[Page transcription dataset items]
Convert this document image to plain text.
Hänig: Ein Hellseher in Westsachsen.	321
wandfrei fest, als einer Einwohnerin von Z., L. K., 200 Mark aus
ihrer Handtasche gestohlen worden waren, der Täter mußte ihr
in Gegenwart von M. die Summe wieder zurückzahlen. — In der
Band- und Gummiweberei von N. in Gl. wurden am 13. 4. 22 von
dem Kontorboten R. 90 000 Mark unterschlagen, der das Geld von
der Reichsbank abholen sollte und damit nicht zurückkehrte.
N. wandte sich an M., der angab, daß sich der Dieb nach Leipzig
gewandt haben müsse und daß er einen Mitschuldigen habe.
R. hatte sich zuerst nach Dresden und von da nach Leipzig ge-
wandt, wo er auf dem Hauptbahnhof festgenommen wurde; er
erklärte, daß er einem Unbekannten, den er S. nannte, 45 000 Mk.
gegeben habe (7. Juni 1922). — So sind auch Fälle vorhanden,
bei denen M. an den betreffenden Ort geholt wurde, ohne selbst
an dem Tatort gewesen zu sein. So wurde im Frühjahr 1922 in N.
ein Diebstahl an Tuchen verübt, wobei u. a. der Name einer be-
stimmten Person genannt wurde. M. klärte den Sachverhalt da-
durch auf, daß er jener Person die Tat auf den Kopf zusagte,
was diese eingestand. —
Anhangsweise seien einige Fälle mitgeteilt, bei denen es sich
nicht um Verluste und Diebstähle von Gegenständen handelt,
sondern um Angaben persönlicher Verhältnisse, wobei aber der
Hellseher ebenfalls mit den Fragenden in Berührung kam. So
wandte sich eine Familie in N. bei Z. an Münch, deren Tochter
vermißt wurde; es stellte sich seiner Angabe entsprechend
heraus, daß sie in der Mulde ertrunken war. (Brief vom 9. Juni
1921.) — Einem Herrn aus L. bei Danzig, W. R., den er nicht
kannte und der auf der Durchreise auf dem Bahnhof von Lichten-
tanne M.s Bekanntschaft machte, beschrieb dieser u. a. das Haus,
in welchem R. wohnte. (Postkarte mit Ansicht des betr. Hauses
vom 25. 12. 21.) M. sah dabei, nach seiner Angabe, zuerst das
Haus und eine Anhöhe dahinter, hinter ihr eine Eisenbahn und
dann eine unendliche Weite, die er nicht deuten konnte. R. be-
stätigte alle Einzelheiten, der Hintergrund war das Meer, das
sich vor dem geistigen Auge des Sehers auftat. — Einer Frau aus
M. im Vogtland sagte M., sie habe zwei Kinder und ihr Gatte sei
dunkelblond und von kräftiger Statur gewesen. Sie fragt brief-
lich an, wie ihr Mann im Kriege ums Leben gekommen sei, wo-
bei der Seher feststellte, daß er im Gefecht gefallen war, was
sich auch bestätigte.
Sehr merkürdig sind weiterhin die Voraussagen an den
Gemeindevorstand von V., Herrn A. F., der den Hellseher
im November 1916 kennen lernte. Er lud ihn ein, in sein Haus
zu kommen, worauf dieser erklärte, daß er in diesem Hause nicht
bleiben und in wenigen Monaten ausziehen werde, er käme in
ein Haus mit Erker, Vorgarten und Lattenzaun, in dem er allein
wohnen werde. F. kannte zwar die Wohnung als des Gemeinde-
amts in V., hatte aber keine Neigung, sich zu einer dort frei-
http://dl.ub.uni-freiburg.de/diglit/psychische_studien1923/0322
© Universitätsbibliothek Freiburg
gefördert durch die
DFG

> _Exercise directions_: Write out the entries above word for word.

> _Exercise answer_:
Convert this document image to plain text.
Hänig: Ein Hellseher in Westsachsen.	321
wandfrei fest, als einer Einwohnerin von Z., L. K., 200 Mark aus
ihrer Handtasche gestohlen worden waren, der Täter mußte ihr
in Gegenwart von M. die Summe wieder zurückzahlen. — In der
Band- und Gummiweberei von N. in Gl. wurden am 13. 4. 22 von
dem Kontorboten R. 90 000 Mark unterschlagen, der das Geld von
der Reichsbank abholen sollte und damit nicht zurückkehrte.
N. wandte sich an M., der angab, daß sich der Dieb nach Leipzig
gewandt haben müsse und daß er einen Mitschuldigen habe.
R. hatte sich zuerst nach Dresden und von da nach Leipzig ge-
wandt, wo er auf dem Hauptbahnhof festgenommen wurde; er
erklärte, daß er einem Unbekannten, den er S. nannte, 45 000 Mk.
gegeben habe (7. Juni 1922). — So sind auch Fälle vorhanden,
bei denen M. an den betreffenden Ort geholt wurde, ohne selbst
an dem Tatort gewesen zu sein. So wurde im Frühjahr 1922 in N.
ein Diebstahl an Tuchen verübt, wobei u. a. der Name einer be-
stimmten Person genannt wurde. M. klärte den Sachverhalt da-
durch auf, daß er jener Person die Tat auf den Kopf zusagte,
was diese eingestand. —
Anhangsweise seien einige Fälle mitgeteilt, bei denen es sich
nicht um Verluste und Diebstähle von Gegenständen handelt,
sondern um Angaben persönlicher Verhältnisse, wobei aber der
Hellseher ebenfalls mit den Fragenden in Berührung kam. So
wandte sich eine Familie in N. bei Z. an Münch, deren Tochter
vermißt wurde; es stellte sich seiner Angabe entsprechend
heraus, daß sie in der Mulde ertrunken war. (Brief vom 9. Juni
1921.) — Einem Herrn aus L. bei Danzig, W. R., den er nicht
kannte und der auf der Durchreise auf dem Bahnhof von Lichten-
tanne M.s Bekanntschaft machte, beschrieb dieser u. a. das Haus,
in welchem R. wohnte. (Postkarte mit Ansicht des betr. Hauses
vom 25. 12. 21.) M. sah dabei, nach seiner Angabe, zuerst das
Haus und eine Anhöhe dahinter, hinter ihr eine Eisenbahn und
dann eine unendliche Weite, die er nicht deuten konnte. R. be-
stätigte alle Einzelheiten, der Hintergrund war das Meer, das
sich vor dem geistigen Auge des Sehers auftat. — Einer Frau aus
M. im Vogtland sagte M., sie habe zwei Kinder und ihr Gatte sei
dunkelblond und von kräftiger Statur gewesen. Sie fragt brief-
lich an, wie ihr Mann im Kriege ums Leben gekommen sei, wo-
bei der Seher feststellte, daß er im Gefecht gefallen war, was
sich auch bestätigte.
Sehr merkürdig sind weiterhin die Voraussagen an den
Gemeindevorstand von V., Herrn A. F., der den Hellseher
im November 1916 kennen lernte. Er lud ihn ein, in sein Haus
zu kommen, worauf dieser erklärte, daß er in diesem Hause nicht
bleiben und in wenigen Monaten ausziehen werde, er käme in
ein Haus mit Erker, Vorgarten und Lattenzaun, in dem er allein
wohnen werde. F. kannte zwar die Wohnung als des Gemeinde-
amts in V., hatte aber keine Neigung, sich zu einer dort frei-
http://dl.ub.uni-freiburg.de/diglit/psychische_studien1923/0322
© Universitätsbibliothek Freiburg
gefördert durch die
DFG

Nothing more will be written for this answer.